▸ TASK TO COMPLETE
Tally every line of the material that includes "laughing", then give the tally and nothing else.

++++++

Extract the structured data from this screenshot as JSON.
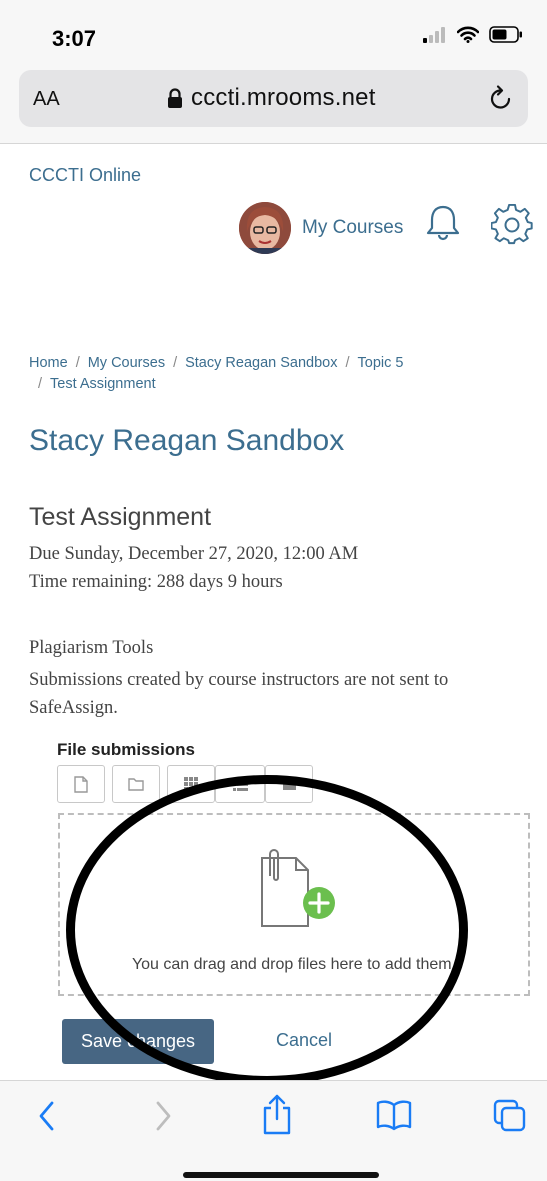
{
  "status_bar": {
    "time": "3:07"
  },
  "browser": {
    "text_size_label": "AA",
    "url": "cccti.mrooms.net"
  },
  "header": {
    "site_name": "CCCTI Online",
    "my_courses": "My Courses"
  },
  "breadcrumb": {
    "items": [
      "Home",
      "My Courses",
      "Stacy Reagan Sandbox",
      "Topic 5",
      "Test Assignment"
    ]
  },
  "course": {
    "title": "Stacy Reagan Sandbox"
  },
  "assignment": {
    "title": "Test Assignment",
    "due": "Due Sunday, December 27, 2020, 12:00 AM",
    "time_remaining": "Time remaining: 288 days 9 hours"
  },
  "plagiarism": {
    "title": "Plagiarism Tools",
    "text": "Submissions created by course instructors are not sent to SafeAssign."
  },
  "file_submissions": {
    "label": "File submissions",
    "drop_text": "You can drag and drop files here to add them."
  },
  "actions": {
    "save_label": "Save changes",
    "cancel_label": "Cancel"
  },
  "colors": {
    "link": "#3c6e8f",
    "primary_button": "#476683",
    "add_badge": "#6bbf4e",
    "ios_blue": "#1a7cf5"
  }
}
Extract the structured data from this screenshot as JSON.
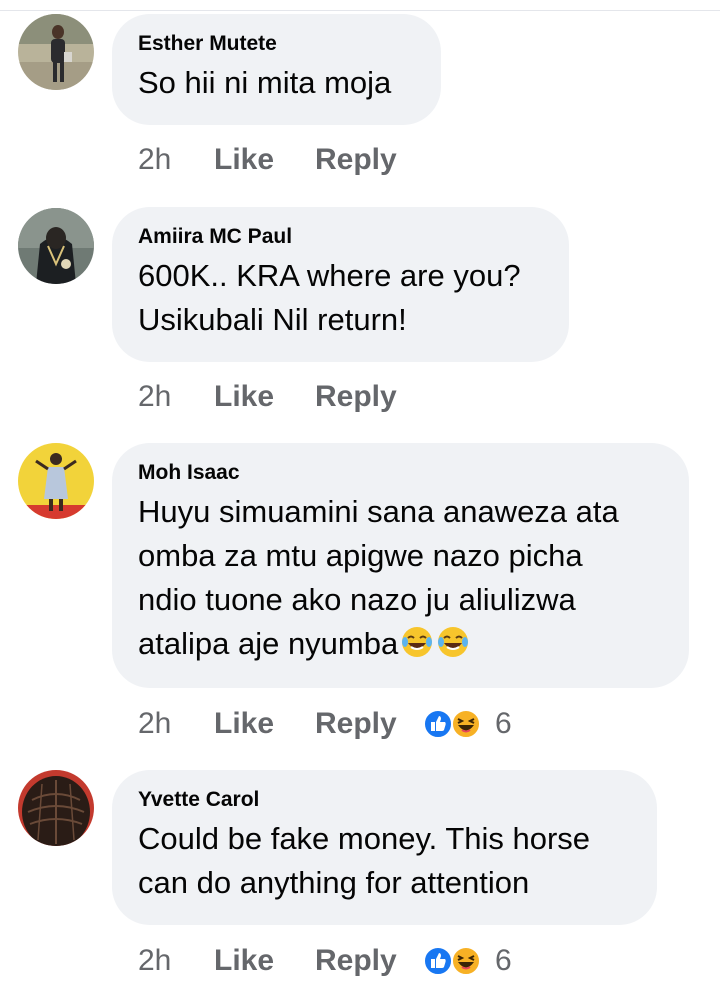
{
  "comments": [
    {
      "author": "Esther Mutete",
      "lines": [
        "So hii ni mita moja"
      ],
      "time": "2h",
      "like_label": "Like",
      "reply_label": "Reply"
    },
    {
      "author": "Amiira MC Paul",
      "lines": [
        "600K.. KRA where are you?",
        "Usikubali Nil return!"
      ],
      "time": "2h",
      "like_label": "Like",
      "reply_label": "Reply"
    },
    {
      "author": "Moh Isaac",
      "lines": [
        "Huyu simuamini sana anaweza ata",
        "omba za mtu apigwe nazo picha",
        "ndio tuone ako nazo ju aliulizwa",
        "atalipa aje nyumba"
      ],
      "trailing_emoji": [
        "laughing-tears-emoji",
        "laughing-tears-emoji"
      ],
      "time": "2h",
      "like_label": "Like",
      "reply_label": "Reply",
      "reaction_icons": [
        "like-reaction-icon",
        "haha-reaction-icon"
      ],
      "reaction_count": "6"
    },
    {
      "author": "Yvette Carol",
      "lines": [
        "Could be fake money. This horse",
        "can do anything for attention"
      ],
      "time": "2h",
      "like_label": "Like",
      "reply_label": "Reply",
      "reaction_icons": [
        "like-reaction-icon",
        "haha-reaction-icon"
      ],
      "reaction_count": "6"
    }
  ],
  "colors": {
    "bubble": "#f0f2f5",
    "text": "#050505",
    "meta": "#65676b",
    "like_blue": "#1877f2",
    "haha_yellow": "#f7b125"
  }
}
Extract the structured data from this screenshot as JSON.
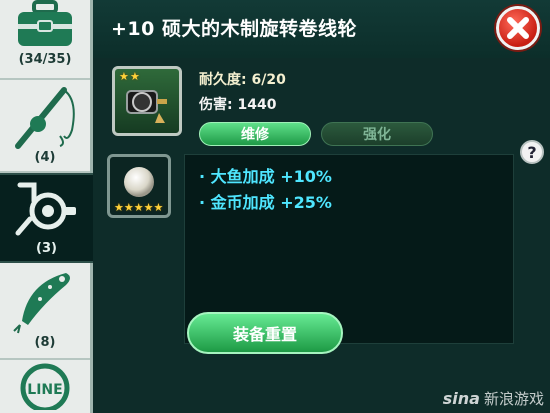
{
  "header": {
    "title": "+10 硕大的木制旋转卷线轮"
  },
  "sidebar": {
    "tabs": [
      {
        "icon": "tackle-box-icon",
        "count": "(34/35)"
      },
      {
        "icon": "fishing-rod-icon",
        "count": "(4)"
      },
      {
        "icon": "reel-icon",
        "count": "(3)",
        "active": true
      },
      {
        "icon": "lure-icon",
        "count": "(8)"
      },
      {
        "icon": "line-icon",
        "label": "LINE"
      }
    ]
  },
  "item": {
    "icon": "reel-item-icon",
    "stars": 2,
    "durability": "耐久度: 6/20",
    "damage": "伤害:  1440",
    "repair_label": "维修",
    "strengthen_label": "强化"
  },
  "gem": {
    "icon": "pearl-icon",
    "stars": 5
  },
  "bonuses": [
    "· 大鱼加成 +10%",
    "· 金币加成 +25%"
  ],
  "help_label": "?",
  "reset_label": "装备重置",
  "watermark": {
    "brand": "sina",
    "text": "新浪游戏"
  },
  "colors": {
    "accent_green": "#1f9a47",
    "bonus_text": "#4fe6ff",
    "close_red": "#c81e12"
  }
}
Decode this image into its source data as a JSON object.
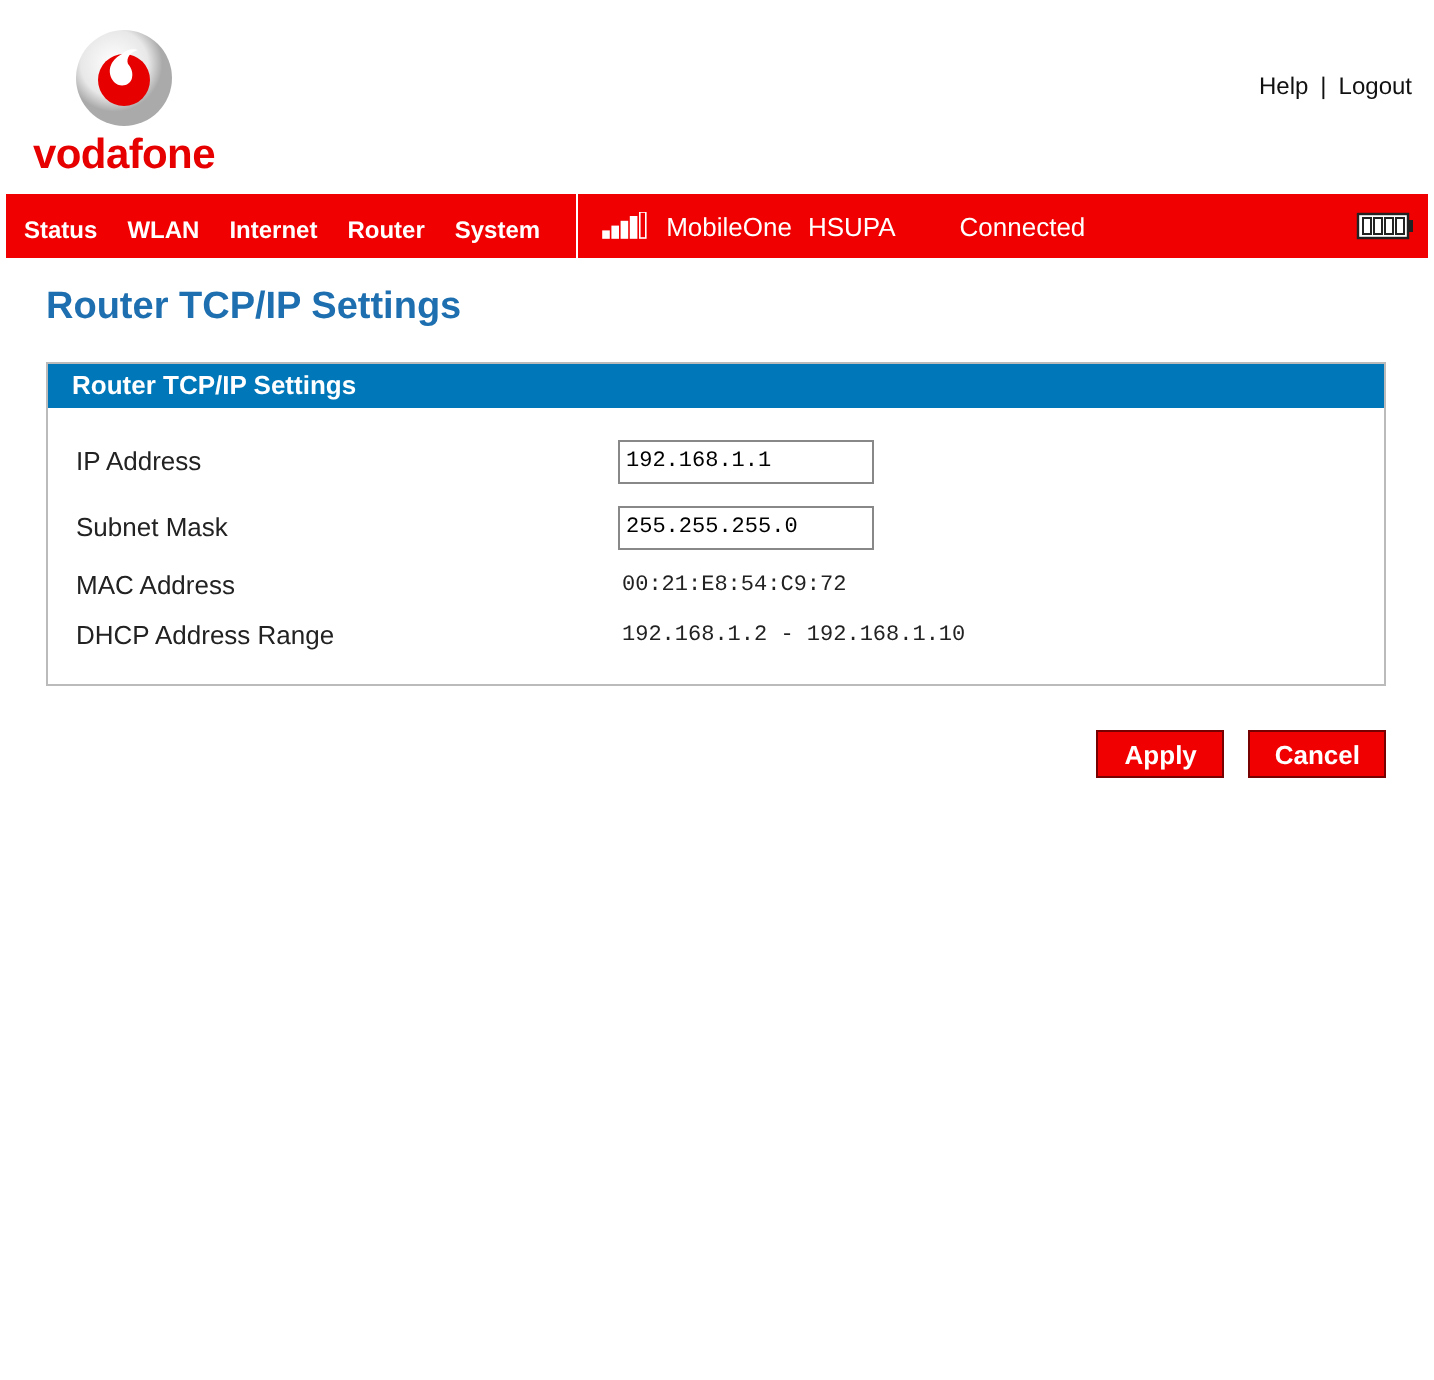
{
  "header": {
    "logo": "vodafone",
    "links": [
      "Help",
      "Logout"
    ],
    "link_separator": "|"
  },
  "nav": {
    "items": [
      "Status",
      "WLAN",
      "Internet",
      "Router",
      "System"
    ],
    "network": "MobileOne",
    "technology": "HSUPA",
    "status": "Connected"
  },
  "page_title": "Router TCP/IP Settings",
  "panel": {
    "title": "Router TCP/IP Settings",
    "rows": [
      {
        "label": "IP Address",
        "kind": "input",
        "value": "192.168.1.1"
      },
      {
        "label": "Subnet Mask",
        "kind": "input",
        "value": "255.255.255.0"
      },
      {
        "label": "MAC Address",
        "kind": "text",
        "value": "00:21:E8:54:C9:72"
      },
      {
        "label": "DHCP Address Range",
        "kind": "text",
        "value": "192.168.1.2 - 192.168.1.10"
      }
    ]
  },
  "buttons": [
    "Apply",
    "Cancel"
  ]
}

++++++

▸ COMPLETE RESPONSE
2